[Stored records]
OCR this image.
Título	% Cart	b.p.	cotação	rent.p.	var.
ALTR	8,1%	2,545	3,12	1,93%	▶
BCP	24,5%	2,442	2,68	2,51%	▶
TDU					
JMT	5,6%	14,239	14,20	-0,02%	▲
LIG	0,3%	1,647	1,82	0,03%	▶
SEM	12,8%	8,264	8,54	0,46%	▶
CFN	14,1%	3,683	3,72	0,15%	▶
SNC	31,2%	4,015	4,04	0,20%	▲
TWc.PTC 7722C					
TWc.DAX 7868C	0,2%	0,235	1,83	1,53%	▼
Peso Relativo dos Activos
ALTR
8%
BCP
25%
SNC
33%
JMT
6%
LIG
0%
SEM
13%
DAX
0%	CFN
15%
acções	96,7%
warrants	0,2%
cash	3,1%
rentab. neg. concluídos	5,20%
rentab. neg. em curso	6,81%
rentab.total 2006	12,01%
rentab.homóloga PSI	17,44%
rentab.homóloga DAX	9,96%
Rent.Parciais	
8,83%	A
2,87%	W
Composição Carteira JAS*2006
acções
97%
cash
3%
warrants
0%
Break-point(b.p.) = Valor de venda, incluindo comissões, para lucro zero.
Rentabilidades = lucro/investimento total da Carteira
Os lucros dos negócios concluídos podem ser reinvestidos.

==

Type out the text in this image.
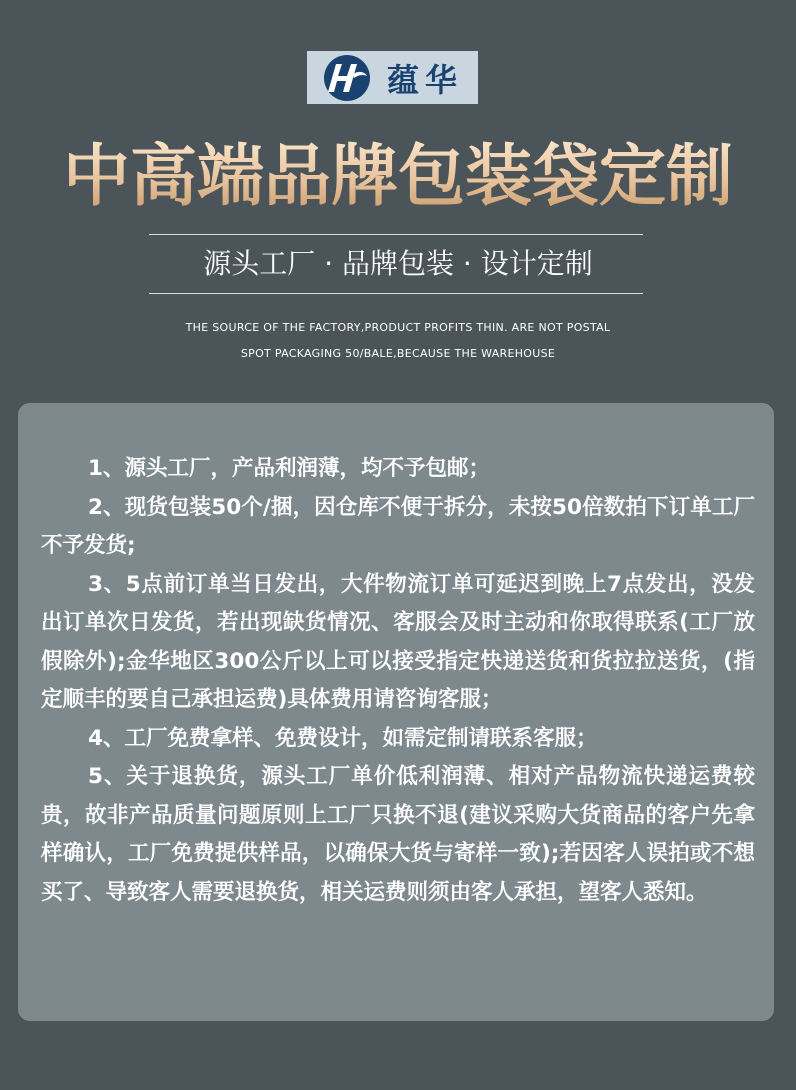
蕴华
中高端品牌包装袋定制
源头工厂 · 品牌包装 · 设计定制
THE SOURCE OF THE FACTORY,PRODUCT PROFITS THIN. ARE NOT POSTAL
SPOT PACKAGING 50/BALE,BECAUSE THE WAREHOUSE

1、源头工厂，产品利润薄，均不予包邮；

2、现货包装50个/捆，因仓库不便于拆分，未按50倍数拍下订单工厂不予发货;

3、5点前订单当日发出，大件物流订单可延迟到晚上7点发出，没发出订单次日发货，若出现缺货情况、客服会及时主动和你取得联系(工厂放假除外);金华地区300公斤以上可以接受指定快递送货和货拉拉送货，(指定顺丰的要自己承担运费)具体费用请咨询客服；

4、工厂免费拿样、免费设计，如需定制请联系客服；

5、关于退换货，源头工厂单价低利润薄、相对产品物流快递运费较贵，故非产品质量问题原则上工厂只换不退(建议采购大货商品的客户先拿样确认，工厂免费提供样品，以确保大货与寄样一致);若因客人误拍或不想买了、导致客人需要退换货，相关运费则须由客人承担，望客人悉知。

==

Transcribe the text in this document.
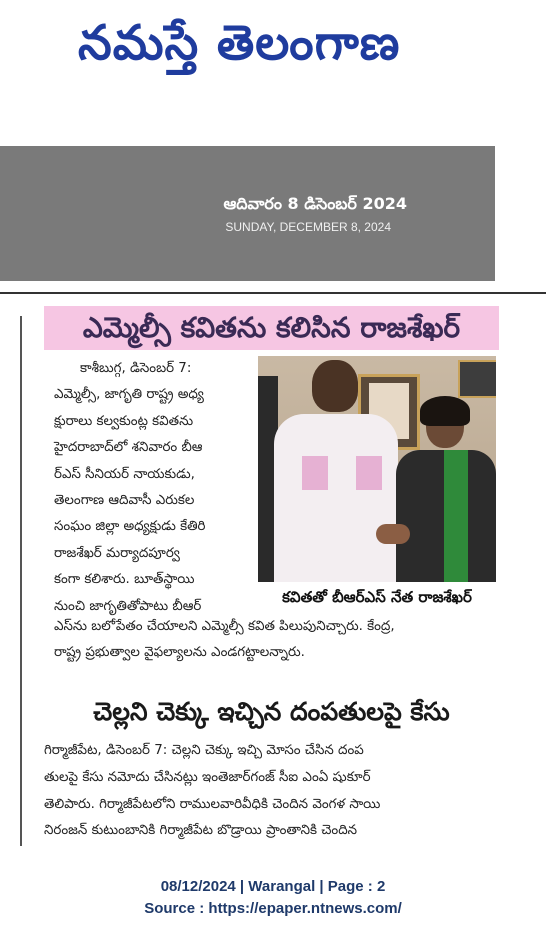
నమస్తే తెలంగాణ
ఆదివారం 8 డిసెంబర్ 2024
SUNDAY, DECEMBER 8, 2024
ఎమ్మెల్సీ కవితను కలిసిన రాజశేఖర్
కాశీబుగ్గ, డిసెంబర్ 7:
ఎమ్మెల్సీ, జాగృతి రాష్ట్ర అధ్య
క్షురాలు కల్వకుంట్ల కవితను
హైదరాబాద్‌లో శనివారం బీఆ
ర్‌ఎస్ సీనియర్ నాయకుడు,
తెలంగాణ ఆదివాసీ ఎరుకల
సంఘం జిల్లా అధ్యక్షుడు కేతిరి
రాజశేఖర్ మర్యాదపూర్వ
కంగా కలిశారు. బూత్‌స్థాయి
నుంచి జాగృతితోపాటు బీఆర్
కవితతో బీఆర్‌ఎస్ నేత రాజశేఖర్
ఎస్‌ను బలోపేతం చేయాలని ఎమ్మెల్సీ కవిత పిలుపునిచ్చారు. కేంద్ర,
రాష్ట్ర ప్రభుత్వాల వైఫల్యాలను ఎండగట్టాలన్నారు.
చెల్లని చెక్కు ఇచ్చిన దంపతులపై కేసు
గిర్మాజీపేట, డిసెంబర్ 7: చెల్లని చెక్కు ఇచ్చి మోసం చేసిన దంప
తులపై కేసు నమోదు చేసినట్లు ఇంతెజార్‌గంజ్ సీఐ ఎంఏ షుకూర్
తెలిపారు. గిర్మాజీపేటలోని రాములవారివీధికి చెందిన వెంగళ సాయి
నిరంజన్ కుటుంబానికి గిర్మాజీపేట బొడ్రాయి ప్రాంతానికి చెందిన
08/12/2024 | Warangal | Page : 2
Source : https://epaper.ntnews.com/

* **WHAT IS BEING ASKED**
How many lines in the listing above contain "concluídos"? Answer with the number alone.

* **COMPLETE ANSWER**
2